● Work to be completed:
Work out how many lines in the data hold the word "this", and reply with that number only.

%%

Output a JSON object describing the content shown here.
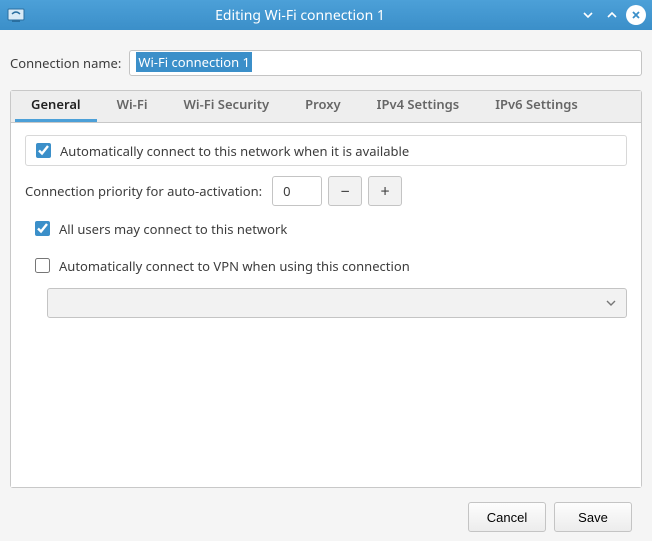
{
  "window": {
    "title": "Editing Wi-Fi connection 1"
  },
  "form": {
    "name_label": "Connection name:",
    "name_value": "Wi-Fi connection 1"
  },
  "tabs": [
    {
      "label": "General",
      "active": true
    },
    {
      "label": "Wi-Fi",
      "active": false
    },
    {
      "label": "Wi-Fi Security",
      "active": false
    },
    {
      "label": "Proxy",
      "active": false
    },
    {
      "label": "IPv4 Settings",
      "active": false
    },
    {
      "label": "IPv6 Settings",
      "active": false
    }
  ],
  "general": {
    "auto_connect_label": "Automatically connect to this network when it is available",
    "auto_connect_checked": true,
    "priority_label": "Connection priority for auto-activation:",
    "priority_value": "0",
    "all_users_label": "All users may connect to this network",
    "all_users_checked": true,
    "vpn_label": "Automatically connect to VPN when using this connection",
    "vpn_checked": false,
    "vpn_selected": ""
  },
  "footer": {
    "cancel": "Cancel",
    "save": "Save"
  }
}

%%

● Correct result:
3